====== Data excerpts

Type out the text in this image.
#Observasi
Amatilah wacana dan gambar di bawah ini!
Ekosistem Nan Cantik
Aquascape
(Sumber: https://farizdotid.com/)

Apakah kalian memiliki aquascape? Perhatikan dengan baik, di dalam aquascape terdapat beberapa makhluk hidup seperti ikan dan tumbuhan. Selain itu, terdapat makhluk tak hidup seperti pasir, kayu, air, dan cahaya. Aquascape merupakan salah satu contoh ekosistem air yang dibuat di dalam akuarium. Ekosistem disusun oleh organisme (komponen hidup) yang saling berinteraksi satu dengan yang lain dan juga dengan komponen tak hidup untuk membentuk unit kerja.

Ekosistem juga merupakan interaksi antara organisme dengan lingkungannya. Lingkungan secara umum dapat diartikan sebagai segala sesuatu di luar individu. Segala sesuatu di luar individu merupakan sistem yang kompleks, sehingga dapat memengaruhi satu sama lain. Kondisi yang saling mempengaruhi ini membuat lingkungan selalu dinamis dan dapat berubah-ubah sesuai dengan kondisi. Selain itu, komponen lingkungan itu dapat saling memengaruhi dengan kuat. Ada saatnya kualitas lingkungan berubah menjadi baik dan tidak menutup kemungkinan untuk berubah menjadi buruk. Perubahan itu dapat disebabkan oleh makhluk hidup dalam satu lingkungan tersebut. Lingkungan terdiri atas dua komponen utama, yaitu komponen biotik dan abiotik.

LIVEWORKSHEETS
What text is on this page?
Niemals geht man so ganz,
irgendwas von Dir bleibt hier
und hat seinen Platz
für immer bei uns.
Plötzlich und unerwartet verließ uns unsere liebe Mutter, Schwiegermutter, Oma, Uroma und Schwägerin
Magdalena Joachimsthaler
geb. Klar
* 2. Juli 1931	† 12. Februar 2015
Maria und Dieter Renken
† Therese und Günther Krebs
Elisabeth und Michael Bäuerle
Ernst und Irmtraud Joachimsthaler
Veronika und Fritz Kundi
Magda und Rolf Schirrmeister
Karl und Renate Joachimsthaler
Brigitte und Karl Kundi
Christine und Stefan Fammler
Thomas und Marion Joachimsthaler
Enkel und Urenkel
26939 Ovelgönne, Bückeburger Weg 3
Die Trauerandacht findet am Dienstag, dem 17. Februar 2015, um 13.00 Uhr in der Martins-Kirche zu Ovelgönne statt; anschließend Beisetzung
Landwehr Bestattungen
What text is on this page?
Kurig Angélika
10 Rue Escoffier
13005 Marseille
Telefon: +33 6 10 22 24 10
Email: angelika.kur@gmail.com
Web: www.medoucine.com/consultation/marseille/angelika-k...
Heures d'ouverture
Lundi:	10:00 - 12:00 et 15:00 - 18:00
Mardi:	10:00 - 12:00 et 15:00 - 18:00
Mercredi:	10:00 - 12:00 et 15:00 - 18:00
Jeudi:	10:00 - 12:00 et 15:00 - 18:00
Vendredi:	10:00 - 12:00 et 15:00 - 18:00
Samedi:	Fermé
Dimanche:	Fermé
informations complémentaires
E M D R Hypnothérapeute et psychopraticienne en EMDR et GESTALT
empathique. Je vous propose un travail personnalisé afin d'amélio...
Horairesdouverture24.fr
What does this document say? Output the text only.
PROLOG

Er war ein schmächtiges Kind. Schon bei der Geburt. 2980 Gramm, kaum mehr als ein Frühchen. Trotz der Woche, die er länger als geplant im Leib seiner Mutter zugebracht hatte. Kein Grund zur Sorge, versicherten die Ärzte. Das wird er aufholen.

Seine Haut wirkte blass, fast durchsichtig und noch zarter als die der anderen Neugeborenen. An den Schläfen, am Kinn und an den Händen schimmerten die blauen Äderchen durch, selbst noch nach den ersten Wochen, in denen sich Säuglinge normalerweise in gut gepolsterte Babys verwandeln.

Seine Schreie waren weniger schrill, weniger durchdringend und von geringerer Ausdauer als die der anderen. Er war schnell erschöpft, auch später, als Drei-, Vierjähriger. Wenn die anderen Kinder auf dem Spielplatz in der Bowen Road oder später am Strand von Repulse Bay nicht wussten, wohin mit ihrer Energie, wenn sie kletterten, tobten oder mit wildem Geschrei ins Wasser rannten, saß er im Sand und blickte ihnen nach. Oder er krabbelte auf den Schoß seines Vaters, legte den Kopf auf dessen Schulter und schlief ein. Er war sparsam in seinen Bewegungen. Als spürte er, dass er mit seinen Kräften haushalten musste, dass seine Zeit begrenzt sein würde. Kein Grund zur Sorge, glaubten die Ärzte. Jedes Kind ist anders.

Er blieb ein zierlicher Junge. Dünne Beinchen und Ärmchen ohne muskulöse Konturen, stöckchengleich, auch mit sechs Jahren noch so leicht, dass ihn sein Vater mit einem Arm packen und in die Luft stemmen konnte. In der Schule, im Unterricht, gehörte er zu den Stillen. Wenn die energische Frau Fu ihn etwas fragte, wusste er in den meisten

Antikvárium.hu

============

Your objective -> Return a copy of every line that includes the word "auch".

Exercise response ->
Seine Schreie waren weniger schrill, weniger durchdringend und von geringerer Ausdauer als die der anderen. Er war schnell erschöpft, auch später, als Drei-, Vierjähriger. Wenn die anderen Kinder auf dem Spielplatz in der Bowen Road oder später am Strand von Repulse Bay nicht wussten, wohin mit ihrer Energie, wenn sie kletterten, tobten oder mit wildem Geschrei ins Wasser rannten, saß er im Sand und blickte ihnen nach. Oder er krabbelte auf den Schoß seines Vaters, legte den Kopf auf dessen Schulter und schlief ein. Er war sparsam in seinen Bewegungen. Als spürte er, dass er mit seinen Kräften haushalten musste, dass seine Zeit begrenzt sein würde. Kein Grund zur Sorge, glaubten die Ärzte. Jedes Kind ist anders.
Er blieb ein zierlicher Junge. Dünne Beinchen und Ärmchen ohne muskulöse Konturen, stöckchengleich, auch mit sechs Jahren noch so leicht, dass ihn sein Vater mit einem Arm packen und in die Luft stemmen konnte. In der Schule, im Unterricht, gehörte er zu den Stillen. Wenn die energische Frau Fu ihn etwas fragte, wusste er in den meisten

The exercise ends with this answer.